→ **EXERCISE GOAL**:
Locate every line below that contains the word "precision" and copy it.

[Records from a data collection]

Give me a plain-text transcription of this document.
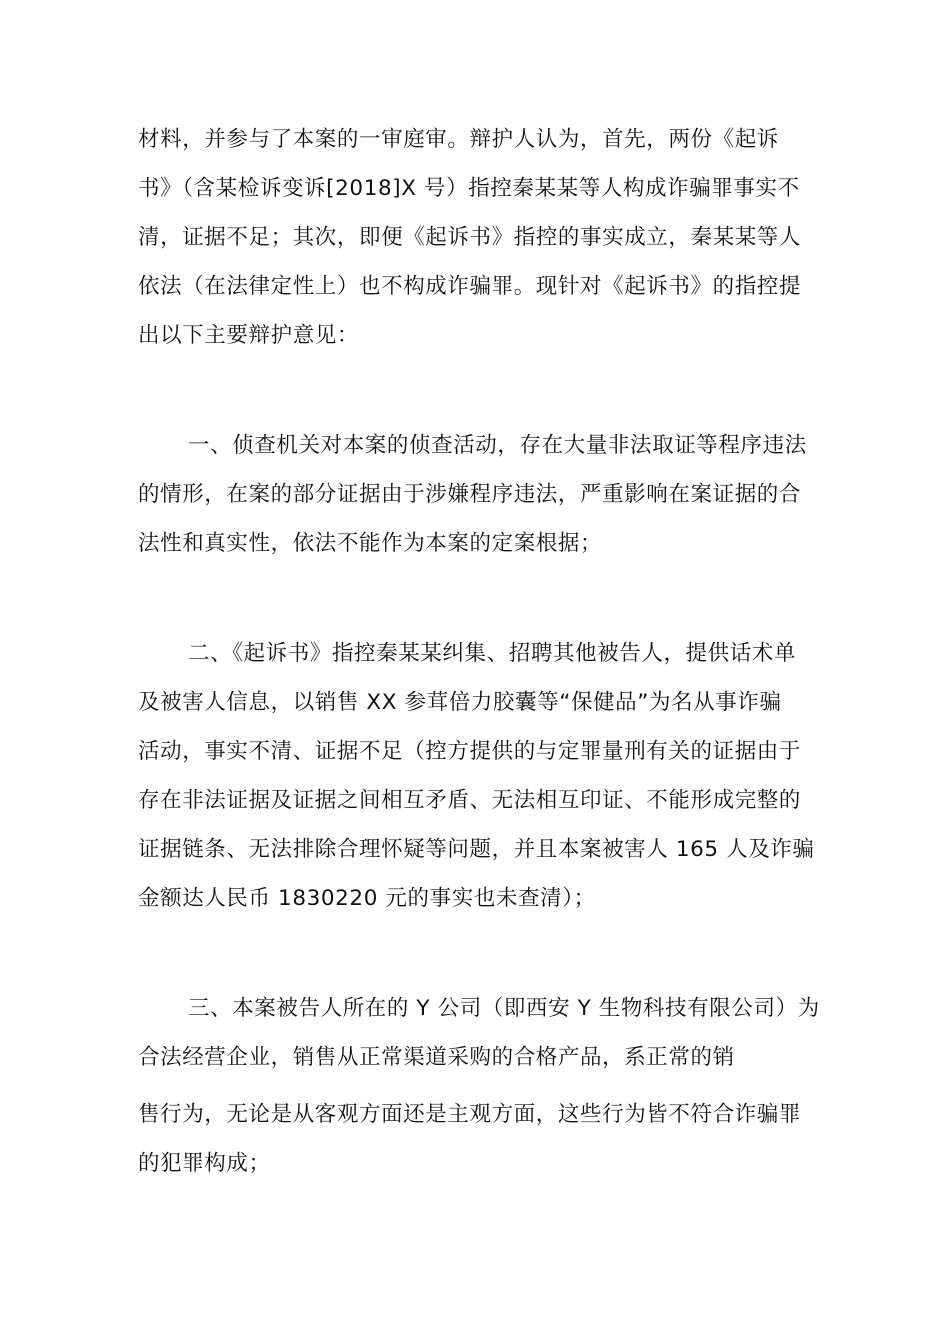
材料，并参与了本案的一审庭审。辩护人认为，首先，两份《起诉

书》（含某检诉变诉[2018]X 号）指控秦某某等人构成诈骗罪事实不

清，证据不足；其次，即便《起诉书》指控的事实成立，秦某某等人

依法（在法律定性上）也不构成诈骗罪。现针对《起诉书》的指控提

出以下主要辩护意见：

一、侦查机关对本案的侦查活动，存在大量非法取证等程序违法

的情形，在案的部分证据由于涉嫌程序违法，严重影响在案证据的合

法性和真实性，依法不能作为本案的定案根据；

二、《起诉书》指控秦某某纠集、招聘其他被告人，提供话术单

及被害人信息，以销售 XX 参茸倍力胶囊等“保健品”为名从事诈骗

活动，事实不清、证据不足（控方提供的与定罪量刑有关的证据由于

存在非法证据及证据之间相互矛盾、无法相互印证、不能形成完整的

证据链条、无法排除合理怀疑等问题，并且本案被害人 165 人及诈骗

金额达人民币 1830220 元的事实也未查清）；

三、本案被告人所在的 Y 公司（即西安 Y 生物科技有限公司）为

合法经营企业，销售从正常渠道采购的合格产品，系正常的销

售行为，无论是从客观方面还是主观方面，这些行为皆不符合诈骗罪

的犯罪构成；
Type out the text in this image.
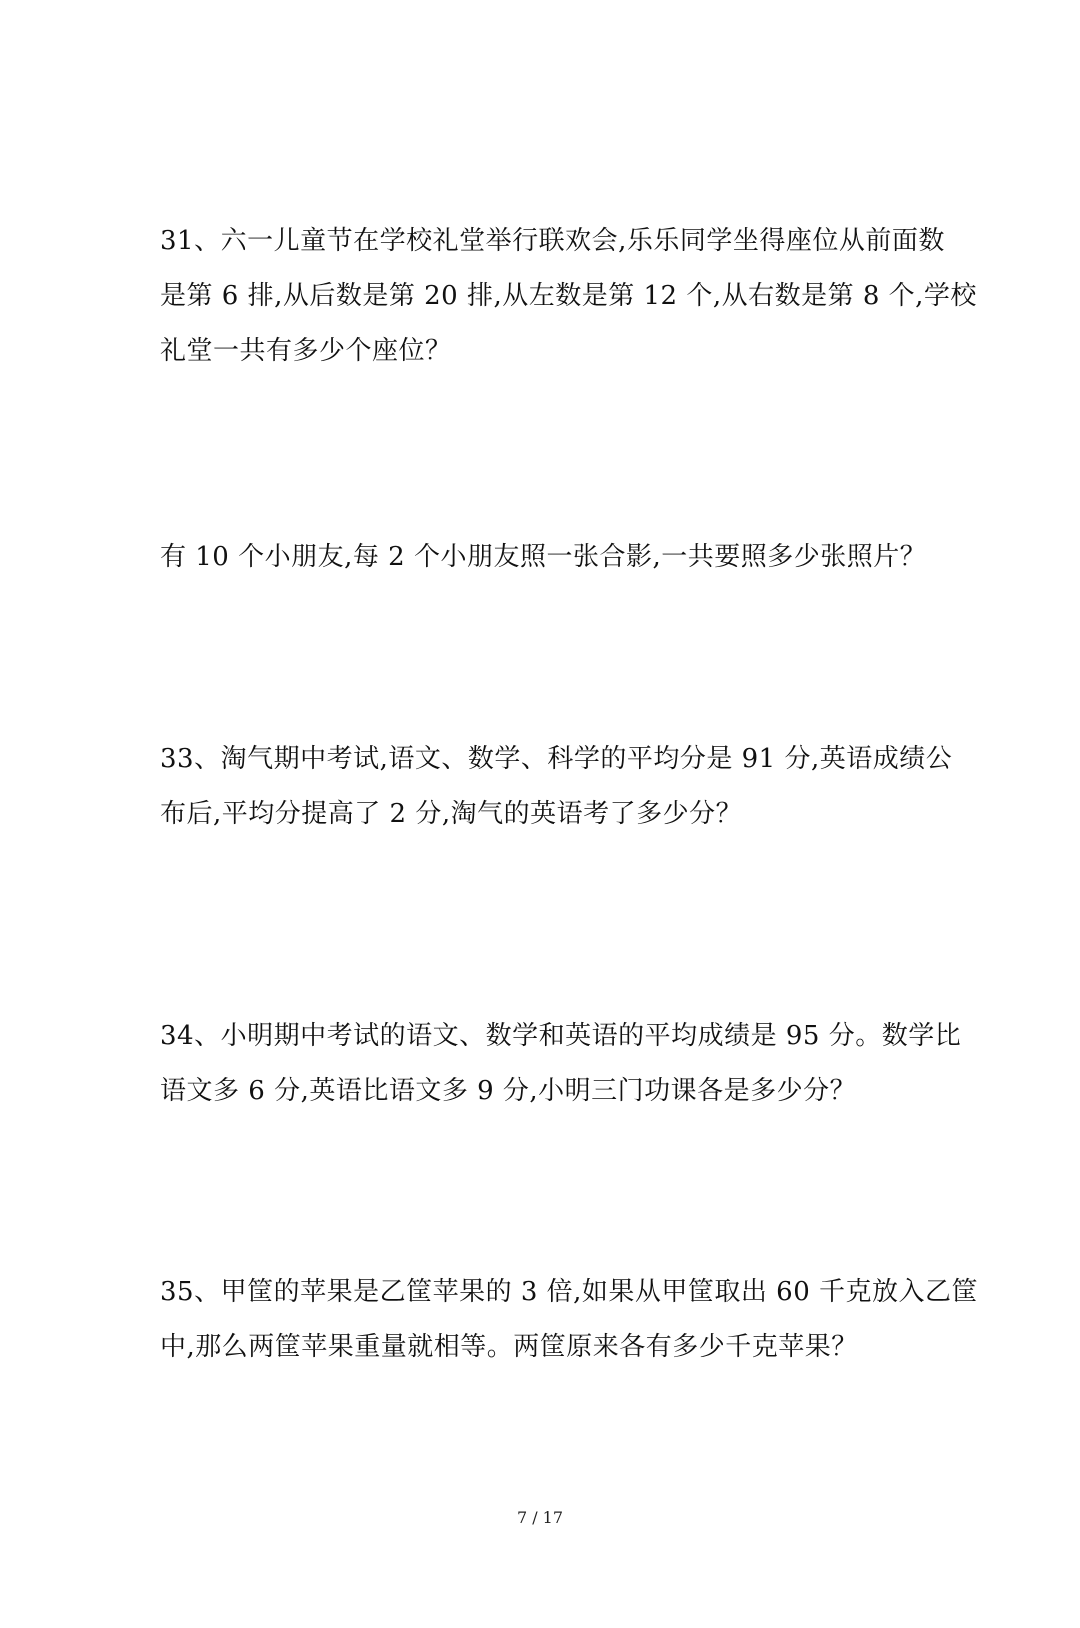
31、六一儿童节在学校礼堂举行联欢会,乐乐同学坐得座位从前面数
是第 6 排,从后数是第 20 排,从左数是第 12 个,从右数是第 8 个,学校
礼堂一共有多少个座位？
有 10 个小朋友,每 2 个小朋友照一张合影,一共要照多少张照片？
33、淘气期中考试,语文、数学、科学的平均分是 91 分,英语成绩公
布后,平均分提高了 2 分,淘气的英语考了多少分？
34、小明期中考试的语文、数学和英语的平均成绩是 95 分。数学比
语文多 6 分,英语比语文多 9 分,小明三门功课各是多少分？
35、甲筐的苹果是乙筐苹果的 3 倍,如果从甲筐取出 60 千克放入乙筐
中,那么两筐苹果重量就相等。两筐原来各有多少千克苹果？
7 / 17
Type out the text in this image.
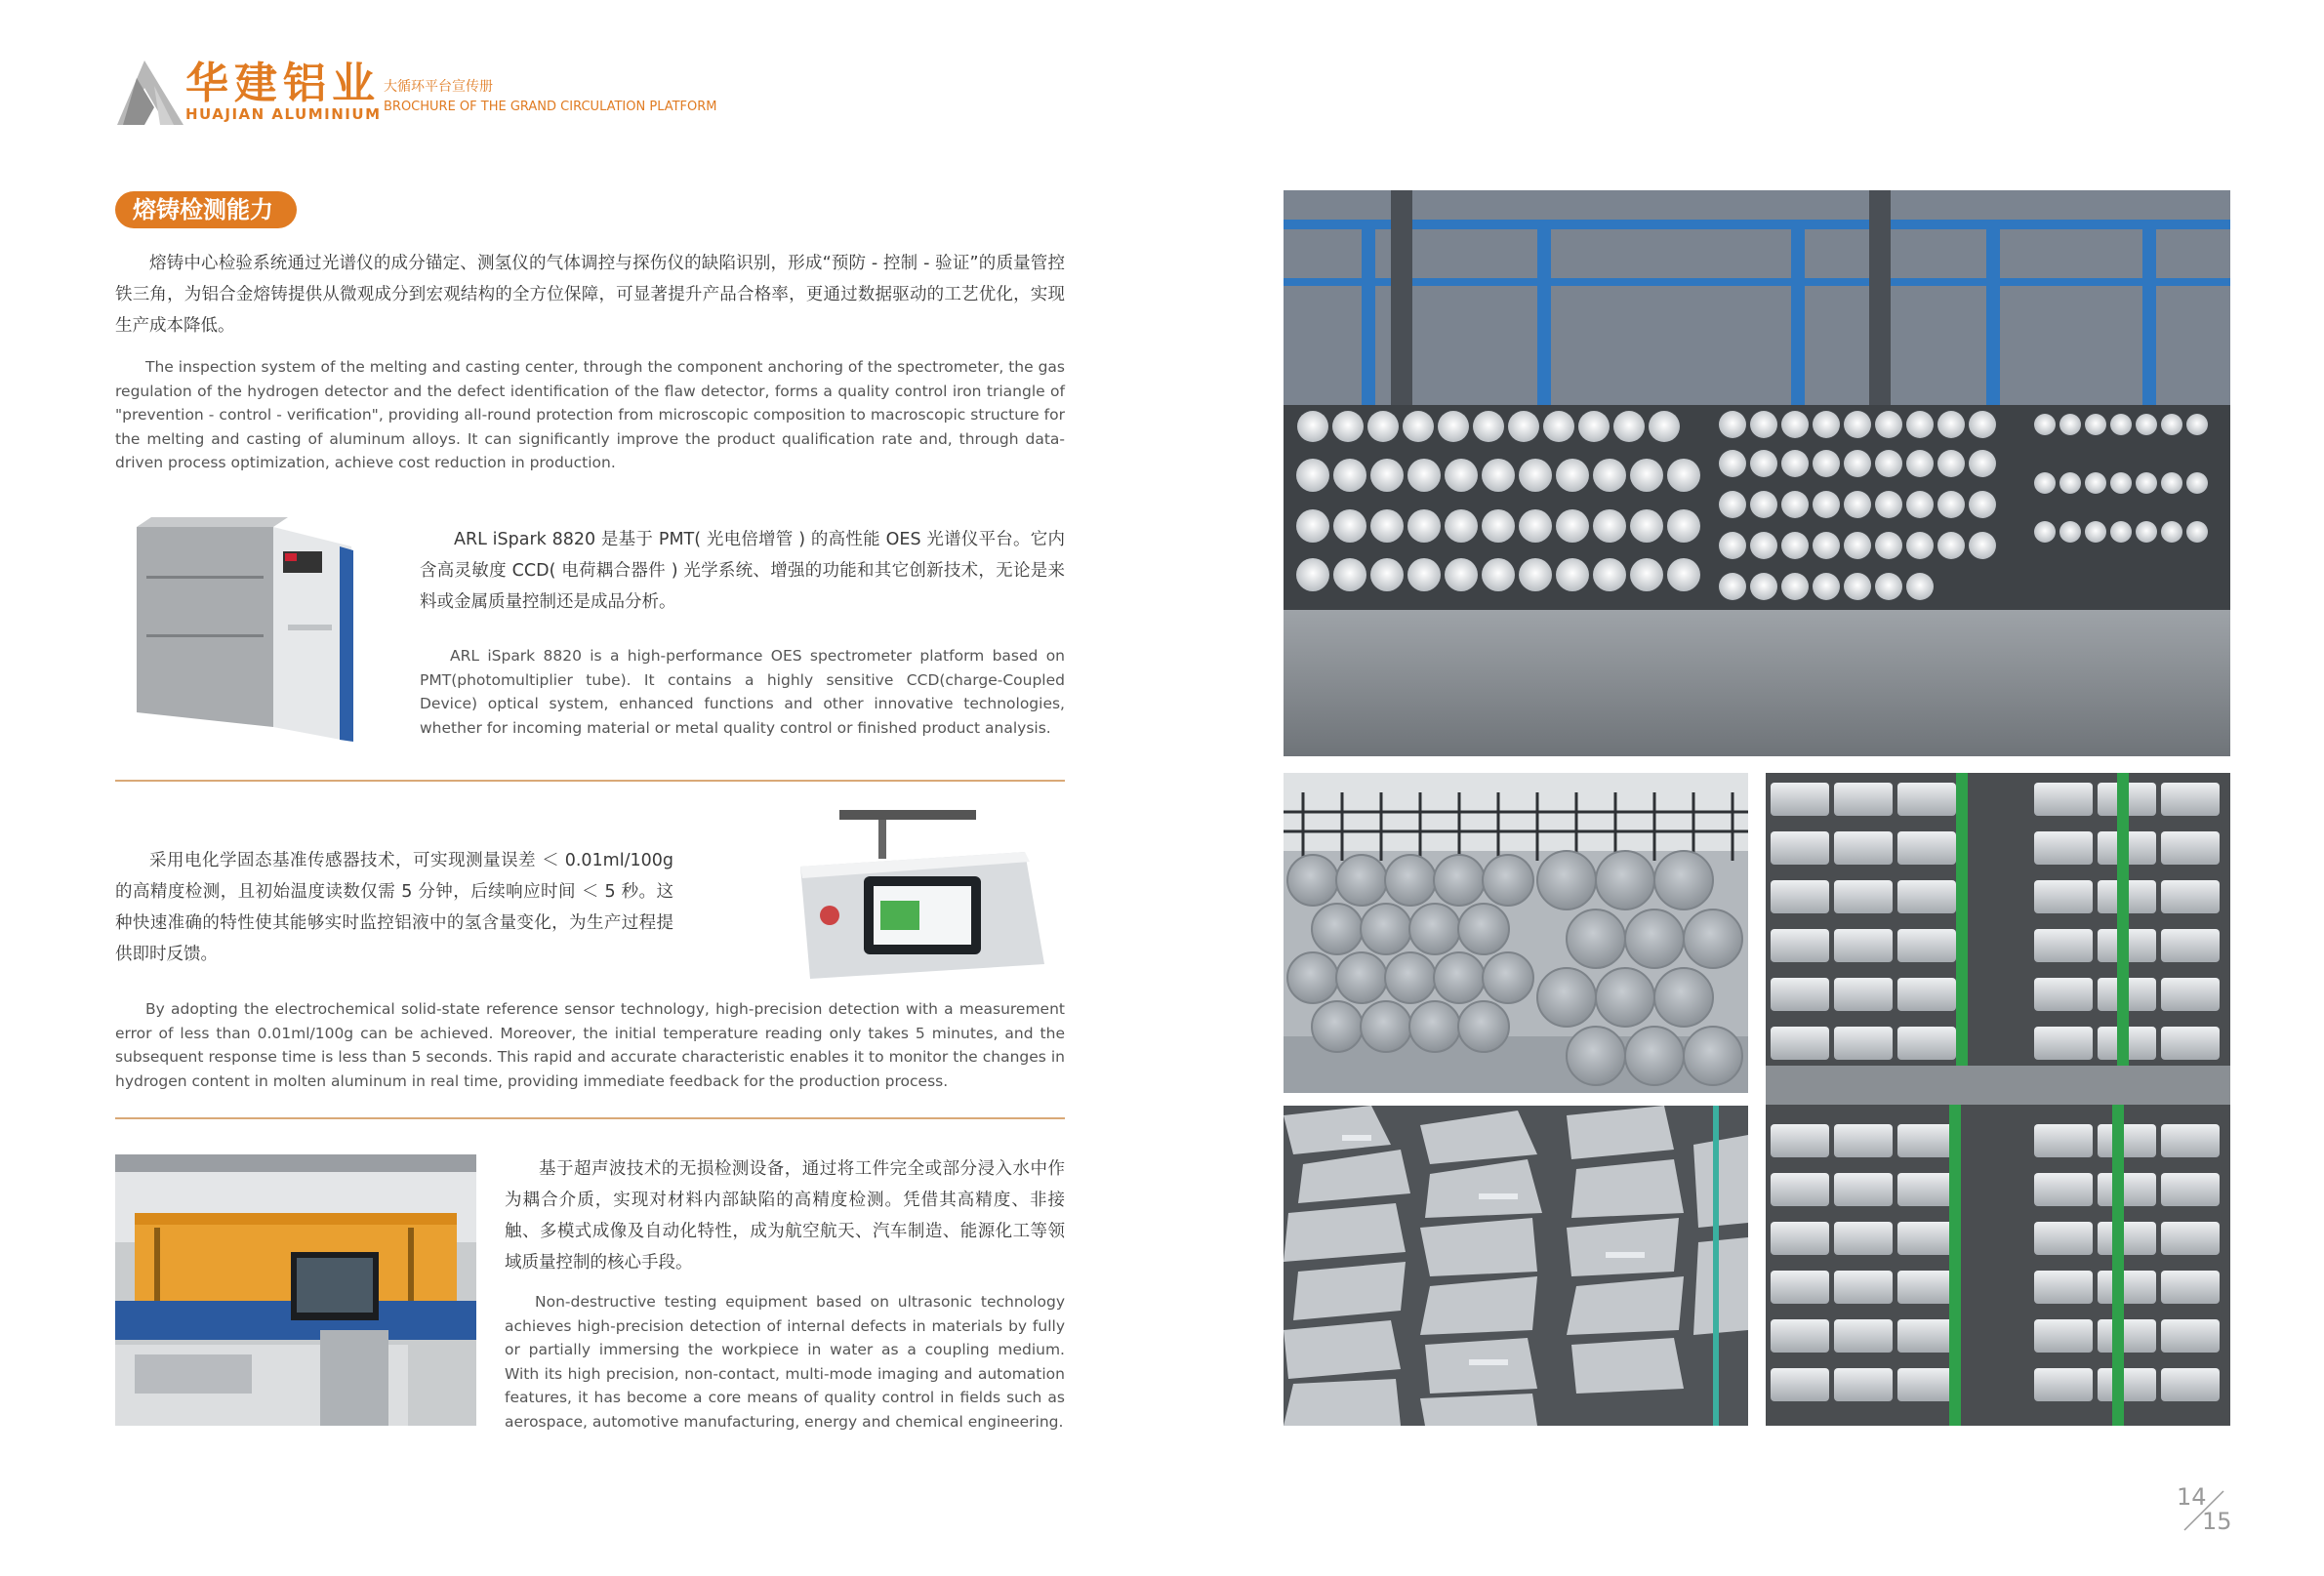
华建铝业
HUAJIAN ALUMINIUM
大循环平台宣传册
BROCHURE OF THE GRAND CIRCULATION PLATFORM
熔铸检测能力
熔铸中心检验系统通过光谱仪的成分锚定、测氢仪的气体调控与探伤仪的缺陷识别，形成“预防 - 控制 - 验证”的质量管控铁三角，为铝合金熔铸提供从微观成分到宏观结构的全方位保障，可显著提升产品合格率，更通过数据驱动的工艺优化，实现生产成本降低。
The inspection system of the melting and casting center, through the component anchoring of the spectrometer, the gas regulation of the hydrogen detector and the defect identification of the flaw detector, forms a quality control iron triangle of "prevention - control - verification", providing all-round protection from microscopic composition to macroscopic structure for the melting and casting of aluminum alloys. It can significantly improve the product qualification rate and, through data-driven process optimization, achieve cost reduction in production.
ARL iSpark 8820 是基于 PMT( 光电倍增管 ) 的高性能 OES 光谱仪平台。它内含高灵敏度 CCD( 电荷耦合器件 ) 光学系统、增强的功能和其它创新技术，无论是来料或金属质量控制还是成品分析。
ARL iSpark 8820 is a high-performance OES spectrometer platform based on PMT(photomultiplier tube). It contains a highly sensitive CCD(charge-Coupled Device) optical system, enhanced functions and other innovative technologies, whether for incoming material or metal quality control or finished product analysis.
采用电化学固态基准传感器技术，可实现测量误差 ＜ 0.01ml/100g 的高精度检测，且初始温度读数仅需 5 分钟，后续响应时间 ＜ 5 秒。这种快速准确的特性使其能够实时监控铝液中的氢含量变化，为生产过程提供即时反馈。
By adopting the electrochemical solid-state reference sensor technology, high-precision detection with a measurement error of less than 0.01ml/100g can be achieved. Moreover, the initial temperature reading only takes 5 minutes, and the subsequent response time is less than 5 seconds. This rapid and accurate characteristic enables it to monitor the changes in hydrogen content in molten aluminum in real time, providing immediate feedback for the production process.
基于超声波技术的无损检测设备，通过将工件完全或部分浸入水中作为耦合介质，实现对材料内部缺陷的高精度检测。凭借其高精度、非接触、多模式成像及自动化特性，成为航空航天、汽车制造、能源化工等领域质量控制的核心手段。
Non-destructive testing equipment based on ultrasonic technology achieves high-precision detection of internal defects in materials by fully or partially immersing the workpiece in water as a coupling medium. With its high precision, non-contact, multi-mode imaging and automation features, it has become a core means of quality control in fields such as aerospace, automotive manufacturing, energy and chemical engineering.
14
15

→ **RESPONSE TO THE EXERCISE**:
By adopting the electrochemical solid-state reference sensor technology, high-precision detection with a measurement error of less than 0.01ml/100g can be achieved. Moreover, the initial temperature reading only takes 5 minutes, and the subsequent response time is less than 5 seconds. This rapid and accurate characteristic enables it to monitor the changes in hydrogen content in molten aluminum in real time, providing immediate feedback for the production process.
Non-destructive testing equipment based on ultrasonic technology achieves high-precision detection of internal defects in materials by fully or partially immersing the workpiece in water as a coupling medium. With its high precision, non-contact, multi-mode imaging and automation features, it has become a core means of quality control in fields such as aerospace, automotive manufacturing, energy and chemical engineering.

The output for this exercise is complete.